[Document page image records]

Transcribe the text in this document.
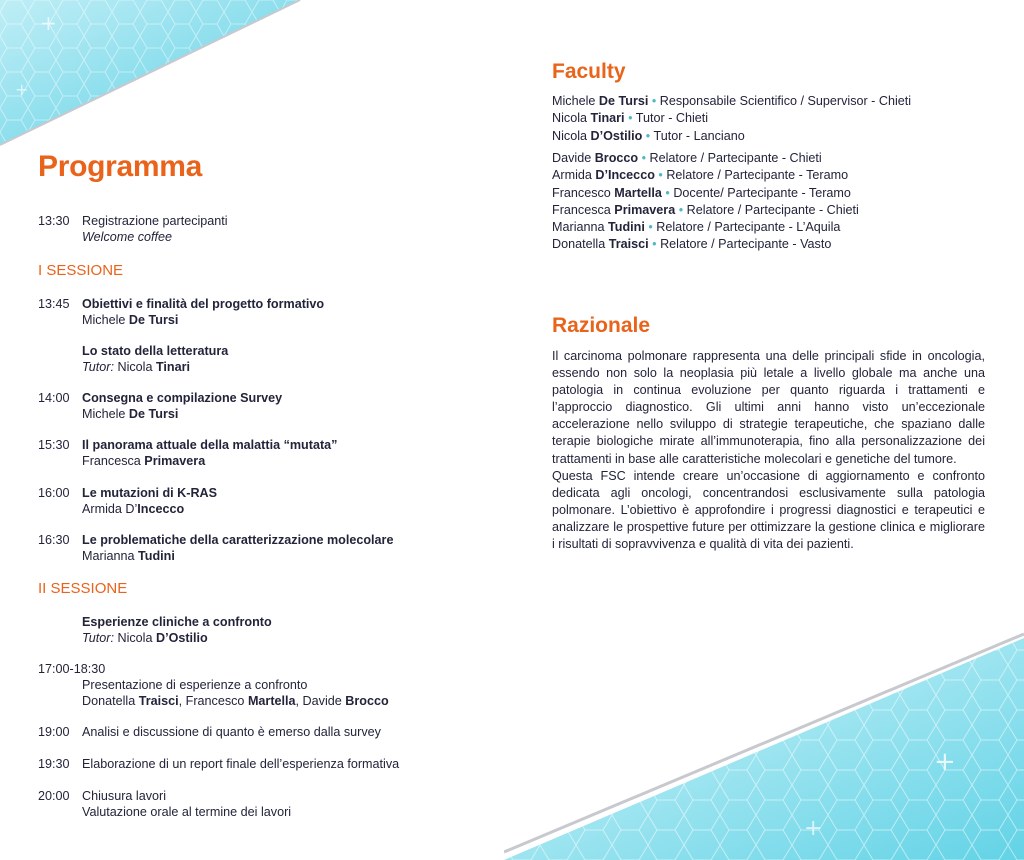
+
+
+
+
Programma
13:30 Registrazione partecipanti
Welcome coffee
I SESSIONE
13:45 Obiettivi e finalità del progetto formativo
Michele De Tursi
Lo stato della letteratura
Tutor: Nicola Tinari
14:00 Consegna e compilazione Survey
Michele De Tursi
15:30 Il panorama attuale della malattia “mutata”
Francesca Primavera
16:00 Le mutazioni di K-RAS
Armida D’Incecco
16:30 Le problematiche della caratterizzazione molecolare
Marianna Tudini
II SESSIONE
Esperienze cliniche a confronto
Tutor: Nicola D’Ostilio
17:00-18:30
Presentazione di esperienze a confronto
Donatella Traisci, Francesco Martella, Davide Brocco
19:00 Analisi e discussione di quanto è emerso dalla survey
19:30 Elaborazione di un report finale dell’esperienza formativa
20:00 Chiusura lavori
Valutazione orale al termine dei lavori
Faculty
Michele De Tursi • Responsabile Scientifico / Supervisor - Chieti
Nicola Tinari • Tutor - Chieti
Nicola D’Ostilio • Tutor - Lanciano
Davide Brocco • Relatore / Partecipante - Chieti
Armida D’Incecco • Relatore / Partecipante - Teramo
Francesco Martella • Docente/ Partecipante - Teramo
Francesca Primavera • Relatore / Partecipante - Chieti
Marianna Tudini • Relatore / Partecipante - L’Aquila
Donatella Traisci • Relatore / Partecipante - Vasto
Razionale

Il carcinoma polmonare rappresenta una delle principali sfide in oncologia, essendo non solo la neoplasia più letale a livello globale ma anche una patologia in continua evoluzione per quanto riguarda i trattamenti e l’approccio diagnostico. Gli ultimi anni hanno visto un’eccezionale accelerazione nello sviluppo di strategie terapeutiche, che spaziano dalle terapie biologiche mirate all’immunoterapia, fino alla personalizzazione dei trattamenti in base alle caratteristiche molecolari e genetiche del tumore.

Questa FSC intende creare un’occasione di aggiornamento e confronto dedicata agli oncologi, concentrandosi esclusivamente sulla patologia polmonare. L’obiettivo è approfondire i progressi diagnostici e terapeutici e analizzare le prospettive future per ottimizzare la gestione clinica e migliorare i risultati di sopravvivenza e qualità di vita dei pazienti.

EXERCISE DIRECTIONS:
Which of the lines in the data contain the string "Tutor"? Return each one.

EXERCISE ANSWER:
Tutor: Nicola Tinari
Tutor: Nicola D’Ostilio
Nicola Tinari • Tutor - Chieti
Nicola D’Ostilio • Tutor - Lanciano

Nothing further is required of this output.